Scan the records below. List lines holding "extension".

------------

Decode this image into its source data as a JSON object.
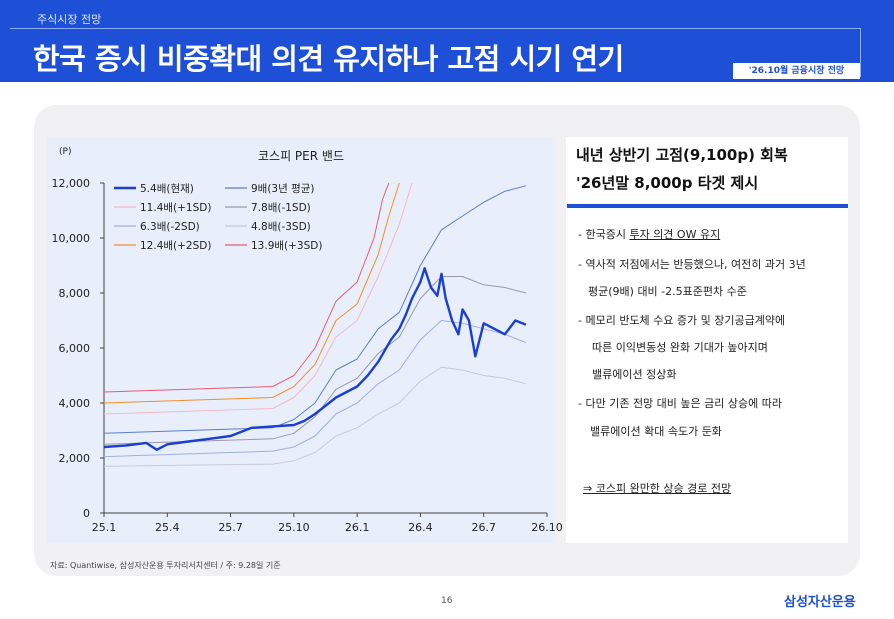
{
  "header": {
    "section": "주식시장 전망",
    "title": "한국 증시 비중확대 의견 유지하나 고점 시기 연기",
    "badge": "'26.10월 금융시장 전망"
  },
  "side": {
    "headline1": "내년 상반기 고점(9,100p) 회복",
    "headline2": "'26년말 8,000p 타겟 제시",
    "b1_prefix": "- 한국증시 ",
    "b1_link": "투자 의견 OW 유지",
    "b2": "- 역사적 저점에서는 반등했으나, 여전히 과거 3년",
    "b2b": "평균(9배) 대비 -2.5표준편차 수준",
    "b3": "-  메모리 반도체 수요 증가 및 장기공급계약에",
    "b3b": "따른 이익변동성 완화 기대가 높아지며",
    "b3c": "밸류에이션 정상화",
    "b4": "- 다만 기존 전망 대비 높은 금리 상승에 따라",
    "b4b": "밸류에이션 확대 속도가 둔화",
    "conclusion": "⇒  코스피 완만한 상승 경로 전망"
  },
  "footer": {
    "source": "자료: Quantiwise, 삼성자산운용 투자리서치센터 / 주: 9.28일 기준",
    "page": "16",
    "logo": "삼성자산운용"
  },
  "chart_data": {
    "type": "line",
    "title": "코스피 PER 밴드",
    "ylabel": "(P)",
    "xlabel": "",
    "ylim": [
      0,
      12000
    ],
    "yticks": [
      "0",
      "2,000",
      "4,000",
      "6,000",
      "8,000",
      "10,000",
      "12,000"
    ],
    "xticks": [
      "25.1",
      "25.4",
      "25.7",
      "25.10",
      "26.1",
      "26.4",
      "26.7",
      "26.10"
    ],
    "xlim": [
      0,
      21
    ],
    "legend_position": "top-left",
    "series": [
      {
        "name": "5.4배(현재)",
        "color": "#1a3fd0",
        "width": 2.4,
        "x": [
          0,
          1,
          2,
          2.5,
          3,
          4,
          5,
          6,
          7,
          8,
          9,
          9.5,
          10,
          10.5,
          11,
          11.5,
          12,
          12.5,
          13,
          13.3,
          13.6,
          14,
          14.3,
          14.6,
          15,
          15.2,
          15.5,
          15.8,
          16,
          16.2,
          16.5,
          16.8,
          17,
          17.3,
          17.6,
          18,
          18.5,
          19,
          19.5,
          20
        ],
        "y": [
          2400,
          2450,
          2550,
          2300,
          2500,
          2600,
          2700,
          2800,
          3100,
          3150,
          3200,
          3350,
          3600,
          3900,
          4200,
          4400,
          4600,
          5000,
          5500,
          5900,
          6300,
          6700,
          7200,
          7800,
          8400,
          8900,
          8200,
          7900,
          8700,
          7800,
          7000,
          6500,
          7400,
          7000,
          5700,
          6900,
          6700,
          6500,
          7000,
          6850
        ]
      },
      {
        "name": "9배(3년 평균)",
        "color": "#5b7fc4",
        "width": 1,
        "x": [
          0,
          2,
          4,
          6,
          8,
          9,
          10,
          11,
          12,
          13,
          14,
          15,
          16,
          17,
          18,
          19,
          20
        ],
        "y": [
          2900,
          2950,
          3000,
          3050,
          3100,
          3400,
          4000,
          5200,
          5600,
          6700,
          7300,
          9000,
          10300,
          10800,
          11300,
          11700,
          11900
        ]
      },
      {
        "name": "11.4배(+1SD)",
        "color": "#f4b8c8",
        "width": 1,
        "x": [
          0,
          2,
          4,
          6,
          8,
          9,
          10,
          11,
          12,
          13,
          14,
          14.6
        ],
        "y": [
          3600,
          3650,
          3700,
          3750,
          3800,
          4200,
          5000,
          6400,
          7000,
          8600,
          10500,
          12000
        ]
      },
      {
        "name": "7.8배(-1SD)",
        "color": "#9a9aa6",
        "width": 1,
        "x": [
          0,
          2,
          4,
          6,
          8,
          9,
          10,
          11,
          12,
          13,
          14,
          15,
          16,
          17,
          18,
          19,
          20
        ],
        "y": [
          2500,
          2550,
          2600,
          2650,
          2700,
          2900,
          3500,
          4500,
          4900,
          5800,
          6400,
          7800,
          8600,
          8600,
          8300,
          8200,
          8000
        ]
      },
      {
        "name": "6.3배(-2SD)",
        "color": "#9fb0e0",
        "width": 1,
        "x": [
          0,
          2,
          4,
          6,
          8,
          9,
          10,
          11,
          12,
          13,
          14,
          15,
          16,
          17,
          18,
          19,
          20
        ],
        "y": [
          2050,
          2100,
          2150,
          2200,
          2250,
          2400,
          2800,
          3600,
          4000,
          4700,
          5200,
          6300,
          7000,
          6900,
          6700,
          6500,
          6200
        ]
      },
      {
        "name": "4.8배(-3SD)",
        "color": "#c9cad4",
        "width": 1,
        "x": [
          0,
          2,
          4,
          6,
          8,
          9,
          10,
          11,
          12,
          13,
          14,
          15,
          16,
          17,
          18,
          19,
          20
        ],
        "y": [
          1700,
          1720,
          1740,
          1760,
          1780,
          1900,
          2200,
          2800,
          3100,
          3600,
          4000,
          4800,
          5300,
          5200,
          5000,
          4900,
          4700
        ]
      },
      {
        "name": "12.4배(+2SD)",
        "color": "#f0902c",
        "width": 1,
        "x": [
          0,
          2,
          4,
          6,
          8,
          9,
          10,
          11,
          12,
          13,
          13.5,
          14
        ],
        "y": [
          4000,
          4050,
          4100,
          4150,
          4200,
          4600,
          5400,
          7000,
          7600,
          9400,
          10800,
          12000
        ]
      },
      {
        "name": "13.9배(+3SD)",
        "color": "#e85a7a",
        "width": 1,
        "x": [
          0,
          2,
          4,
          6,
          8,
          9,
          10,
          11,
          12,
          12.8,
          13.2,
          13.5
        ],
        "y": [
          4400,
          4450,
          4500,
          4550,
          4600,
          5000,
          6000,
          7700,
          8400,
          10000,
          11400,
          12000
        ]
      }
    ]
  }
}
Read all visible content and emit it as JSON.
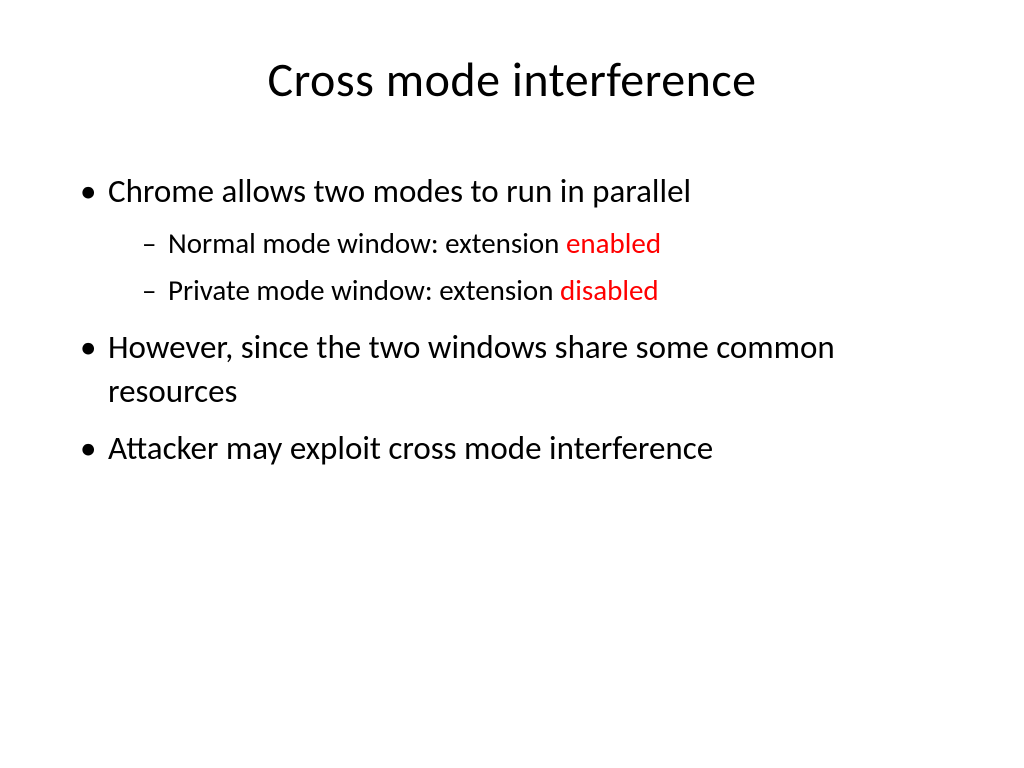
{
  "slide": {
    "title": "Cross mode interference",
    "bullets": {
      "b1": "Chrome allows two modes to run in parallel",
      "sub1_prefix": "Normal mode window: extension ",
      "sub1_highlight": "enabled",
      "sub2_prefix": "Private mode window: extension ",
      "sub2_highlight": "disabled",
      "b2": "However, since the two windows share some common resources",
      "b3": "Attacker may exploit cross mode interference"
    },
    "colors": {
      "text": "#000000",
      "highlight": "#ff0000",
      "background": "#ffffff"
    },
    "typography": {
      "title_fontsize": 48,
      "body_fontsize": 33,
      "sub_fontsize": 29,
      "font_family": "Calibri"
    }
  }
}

------------

**THE ANSWER:**
      "sub1_prefix": "Normal mode window: extension ",
      "sub2_prefix": "Private mode window: extension ",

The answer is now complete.